Data supplied
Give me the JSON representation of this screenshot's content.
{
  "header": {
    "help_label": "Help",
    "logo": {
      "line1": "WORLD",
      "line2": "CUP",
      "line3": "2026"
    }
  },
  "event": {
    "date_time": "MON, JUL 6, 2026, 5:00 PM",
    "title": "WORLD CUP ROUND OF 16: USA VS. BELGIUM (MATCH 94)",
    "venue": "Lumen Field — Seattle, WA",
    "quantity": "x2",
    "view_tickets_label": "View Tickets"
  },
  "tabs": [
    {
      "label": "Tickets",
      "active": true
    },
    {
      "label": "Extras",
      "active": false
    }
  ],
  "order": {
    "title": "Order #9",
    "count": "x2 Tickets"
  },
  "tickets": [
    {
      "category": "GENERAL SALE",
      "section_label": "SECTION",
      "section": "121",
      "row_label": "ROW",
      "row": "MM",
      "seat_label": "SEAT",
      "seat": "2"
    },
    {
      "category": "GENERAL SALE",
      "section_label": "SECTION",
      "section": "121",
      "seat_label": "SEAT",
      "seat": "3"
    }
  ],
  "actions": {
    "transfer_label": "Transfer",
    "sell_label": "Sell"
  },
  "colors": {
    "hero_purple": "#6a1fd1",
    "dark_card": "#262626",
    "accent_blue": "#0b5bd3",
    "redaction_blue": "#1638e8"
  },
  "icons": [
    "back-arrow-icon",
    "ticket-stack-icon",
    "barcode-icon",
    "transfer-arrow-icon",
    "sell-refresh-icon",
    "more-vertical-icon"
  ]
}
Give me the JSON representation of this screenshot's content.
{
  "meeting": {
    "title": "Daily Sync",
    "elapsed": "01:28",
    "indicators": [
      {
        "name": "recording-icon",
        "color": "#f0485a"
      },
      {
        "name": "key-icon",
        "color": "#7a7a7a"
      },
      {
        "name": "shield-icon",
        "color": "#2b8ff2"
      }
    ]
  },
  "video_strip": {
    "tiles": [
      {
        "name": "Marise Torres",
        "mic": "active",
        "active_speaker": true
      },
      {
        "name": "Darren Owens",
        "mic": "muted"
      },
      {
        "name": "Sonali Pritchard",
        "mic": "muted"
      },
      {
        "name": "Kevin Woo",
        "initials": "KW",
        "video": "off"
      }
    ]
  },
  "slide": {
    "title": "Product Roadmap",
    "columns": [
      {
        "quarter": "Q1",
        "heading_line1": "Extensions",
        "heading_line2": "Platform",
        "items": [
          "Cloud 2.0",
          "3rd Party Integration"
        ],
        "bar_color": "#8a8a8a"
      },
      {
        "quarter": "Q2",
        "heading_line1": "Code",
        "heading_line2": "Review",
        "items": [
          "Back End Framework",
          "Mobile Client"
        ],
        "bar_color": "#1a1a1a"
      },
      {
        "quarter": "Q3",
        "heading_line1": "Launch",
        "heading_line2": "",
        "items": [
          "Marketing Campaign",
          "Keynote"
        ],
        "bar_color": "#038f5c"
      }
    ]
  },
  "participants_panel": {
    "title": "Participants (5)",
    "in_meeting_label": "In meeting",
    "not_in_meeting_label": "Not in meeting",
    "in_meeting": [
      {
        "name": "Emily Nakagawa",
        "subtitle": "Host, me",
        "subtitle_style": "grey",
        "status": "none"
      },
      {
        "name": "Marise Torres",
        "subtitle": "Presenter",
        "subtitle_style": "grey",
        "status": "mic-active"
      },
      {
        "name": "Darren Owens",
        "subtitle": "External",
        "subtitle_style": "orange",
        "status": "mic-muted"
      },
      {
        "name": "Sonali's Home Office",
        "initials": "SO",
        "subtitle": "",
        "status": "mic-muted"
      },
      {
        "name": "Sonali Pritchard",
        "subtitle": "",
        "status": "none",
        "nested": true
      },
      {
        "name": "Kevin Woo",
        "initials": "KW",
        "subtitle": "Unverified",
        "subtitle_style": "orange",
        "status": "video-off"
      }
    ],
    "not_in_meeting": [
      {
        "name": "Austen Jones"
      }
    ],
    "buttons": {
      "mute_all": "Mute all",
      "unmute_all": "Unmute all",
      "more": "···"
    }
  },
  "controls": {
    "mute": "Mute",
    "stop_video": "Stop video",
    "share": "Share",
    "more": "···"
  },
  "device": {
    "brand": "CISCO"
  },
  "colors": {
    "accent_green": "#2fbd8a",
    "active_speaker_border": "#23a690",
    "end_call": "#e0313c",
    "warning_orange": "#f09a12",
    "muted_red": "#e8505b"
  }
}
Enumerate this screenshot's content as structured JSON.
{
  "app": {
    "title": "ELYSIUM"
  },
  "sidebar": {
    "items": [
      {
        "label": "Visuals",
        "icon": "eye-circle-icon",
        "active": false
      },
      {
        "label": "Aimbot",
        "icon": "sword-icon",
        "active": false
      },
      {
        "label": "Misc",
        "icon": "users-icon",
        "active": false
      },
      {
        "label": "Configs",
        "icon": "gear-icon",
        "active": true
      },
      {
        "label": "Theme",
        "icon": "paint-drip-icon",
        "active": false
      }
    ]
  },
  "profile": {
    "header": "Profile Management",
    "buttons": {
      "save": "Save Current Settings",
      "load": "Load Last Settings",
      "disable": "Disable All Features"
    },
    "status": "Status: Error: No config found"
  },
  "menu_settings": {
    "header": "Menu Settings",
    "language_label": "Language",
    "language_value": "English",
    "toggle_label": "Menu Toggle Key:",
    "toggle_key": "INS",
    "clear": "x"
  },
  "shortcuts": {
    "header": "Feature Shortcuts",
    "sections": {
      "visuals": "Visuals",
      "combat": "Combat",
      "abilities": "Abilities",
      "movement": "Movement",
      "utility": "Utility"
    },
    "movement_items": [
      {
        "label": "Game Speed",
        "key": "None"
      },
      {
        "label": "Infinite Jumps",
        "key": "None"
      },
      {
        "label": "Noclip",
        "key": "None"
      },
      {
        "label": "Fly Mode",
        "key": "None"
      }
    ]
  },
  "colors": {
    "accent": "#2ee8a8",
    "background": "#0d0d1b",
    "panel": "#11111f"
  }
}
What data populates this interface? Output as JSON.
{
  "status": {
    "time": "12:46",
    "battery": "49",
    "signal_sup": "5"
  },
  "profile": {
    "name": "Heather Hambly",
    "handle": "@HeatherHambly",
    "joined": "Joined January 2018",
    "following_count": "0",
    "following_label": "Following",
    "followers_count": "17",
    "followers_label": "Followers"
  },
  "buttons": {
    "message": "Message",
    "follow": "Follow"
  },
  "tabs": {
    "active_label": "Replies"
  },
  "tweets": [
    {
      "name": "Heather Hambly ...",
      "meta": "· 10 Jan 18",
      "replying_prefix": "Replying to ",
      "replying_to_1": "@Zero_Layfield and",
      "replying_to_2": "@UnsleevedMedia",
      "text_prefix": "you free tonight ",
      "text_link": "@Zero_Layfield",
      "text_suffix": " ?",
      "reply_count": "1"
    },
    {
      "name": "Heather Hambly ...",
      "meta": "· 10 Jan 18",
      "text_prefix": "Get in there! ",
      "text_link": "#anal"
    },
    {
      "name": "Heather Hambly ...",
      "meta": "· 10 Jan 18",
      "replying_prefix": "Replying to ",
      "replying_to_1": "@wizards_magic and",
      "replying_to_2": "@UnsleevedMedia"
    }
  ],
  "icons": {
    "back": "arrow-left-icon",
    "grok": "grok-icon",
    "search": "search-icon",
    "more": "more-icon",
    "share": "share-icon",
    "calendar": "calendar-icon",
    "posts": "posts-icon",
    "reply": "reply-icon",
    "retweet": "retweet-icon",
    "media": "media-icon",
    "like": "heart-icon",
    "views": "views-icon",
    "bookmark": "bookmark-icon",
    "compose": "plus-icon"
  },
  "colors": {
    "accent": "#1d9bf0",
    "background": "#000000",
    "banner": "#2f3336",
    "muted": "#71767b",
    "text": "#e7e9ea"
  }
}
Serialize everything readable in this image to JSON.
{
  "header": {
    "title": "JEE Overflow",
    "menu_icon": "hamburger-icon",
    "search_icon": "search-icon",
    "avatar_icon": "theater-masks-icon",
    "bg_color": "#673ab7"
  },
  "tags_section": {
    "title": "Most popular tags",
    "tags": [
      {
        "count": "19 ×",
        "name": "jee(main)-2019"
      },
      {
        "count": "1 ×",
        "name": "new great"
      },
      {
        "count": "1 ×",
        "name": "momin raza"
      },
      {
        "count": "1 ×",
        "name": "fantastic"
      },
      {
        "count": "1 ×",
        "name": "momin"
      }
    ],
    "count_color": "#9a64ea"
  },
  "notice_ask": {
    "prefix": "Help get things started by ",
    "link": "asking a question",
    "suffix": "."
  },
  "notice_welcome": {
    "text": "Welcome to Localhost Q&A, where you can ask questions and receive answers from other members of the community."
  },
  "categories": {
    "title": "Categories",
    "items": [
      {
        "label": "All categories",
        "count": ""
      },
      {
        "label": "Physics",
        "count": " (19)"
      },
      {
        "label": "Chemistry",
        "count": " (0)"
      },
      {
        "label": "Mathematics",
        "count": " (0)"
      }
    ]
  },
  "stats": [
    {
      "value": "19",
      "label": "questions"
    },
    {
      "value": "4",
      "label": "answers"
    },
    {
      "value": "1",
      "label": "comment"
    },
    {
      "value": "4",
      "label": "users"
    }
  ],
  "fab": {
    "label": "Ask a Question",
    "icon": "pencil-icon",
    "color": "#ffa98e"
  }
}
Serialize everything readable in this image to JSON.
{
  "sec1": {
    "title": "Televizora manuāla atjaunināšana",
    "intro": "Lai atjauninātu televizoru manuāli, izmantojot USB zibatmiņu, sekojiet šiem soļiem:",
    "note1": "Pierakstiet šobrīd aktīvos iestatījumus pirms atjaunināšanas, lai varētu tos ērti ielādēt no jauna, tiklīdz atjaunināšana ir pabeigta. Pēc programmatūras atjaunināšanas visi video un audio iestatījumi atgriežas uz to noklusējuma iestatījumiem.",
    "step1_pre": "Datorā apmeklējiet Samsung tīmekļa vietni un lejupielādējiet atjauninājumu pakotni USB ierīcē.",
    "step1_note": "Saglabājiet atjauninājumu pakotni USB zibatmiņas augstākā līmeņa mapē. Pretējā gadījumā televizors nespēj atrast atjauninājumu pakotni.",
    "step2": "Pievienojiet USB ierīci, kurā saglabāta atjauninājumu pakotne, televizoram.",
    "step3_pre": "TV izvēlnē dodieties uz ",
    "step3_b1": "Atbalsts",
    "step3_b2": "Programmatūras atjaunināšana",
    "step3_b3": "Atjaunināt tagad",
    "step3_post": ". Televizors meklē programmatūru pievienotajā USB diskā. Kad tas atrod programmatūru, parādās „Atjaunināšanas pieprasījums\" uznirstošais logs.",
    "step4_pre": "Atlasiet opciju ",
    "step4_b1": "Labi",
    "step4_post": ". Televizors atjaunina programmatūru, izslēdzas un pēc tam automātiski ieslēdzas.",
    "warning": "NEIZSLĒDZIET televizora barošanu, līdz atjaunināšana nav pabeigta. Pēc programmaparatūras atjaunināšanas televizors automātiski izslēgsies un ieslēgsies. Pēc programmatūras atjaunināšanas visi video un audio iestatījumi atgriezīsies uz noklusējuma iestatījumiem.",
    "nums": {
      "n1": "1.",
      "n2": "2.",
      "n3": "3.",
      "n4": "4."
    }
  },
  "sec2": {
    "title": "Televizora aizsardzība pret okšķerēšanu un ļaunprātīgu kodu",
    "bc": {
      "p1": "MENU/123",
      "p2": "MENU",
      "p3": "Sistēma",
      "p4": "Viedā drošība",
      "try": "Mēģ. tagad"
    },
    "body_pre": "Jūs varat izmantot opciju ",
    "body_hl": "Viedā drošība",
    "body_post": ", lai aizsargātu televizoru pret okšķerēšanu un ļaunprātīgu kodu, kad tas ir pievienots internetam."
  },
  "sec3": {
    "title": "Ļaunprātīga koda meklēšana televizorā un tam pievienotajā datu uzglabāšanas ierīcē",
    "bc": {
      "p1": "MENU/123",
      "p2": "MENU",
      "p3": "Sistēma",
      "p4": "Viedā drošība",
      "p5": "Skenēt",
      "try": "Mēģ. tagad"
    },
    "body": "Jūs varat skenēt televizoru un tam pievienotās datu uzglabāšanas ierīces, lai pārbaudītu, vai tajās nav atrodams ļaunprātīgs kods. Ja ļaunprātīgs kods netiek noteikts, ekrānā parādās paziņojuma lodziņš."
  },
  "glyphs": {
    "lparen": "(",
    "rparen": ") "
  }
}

Task to carry out
From the data above, show each line that contains "visi".

Result
    "note1": "Pierakstiet šobrīd aktīvos iestatījumus pirms atjaunināšanas, lai varētu tos ērti ielādēt no jauna, tiklīdz atjaunināšana ir pabeigta. Pēc programmatūras atjaunināšanas visi video un audio iestatījumi atgriežas uz to noklusējuma iestatījumiem.",
    "warning": "NEIZSLĒDZIET televizora barošanu, līdz atjaunināšana nav pabeigta. Pēc programmaparatūras atjaunināšanas televizors automātiski izslēgsies un ieslēgsies. Pēc programmatūras atjaunināšanas visi video un audio iestatījumi atgriezīsies uz noklusējuma iestatījumiem.",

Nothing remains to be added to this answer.